(Dataset entries)
= = = = =

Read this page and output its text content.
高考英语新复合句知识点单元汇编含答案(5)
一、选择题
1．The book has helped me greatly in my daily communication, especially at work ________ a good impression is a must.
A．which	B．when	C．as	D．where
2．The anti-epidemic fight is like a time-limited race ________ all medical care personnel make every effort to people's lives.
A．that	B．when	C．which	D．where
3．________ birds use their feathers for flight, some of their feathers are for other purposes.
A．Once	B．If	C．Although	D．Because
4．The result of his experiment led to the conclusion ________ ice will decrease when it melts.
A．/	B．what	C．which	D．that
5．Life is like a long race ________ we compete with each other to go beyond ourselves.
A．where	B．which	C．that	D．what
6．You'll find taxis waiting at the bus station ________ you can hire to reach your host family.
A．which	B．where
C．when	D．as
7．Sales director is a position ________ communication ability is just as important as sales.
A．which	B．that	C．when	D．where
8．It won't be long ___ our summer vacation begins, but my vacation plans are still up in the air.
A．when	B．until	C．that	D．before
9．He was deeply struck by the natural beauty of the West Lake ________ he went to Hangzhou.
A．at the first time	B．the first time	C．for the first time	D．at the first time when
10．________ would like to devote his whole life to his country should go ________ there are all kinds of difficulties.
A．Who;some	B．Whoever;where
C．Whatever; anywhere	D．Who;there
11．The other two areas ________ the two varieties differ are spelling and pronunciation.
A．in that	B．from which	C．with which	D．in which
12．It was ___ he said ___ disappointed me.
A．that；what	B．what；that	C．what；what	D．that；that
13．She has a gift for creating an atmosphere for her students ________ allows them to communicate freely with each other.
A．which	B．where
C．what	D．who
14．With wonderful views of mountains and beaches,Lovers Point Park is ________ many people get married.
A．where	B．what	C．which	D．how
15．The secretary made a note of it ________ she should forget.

= = = = =

Instructions to follow ->
Retype the material above, line by line, exactly.

Output below ->
Read this page and output its text content.
高考英语新复合句知识点单元汇编含答案(5)
一、选择题
1．The book has helped me greatly in my daily communication, especially at work ________ a good impression is a must.
A．which	B．when	C．as	D．where
2．The anti-epidemic fight is like a time-limited race ________ all medical care personnel make every effort to people's lives.
A．that	B．when	C．which	D．where
3．________ birds use their feathers for flight, some of their feathers are for other purposes.
A．Once	B．If	C．Although	D．Because
4．The result of his experiment led to the conclusion ________ ice will decrease when it melts.
A．/	B．what	C．which	D．that
5．Life is like a long race ________ we compete with each other to go beyond ourselves.
A．where	B．which	C．that	D．what
6．You'll find taxis waiting at the bus station ________ you can hire to reach your host family.
A．which	B．where
C．when	D．as
7．Sales director is a position ________ communication ability is just as important as sales.
A．which	B．that	C．when	D．where
8．It won't be long ___ our summer vacation begins, but my vacation plans are still up in the air.
A．when	B．until	C．that	D．before
9．He was deeply struck by the natural beauty of the West Lake ________ he went to Hangzhou.
A．at the first time	B．the first time	C．for the first time	D．at the first time when
10．________ would like to devote his whole life to his country should go ________ there are all kinds of difficulties.
A．Who;some	B．Whoever;where
C．Whatever; anywhere	D．Who;there
11．The other two areas ________ the two varieties differ are spelling and pronunciation.
A．in that	B．from which	C．with which	D．in which
12．It was ___ he said ___ disappointed me.
A．that；what	B．what；that	C．what；what	D．that；that
13．She has a gift for creating an atmosphere for her students ________ allows them to communicate freely with each other.
A．which	B．where
C．what	D．who
14．With wonderful views of mountains and beaches,Lovers Point Park is ________ many people get married.
A．where	B．what	C．which	D．how
15．The secretary made a note of it ________ she should forget.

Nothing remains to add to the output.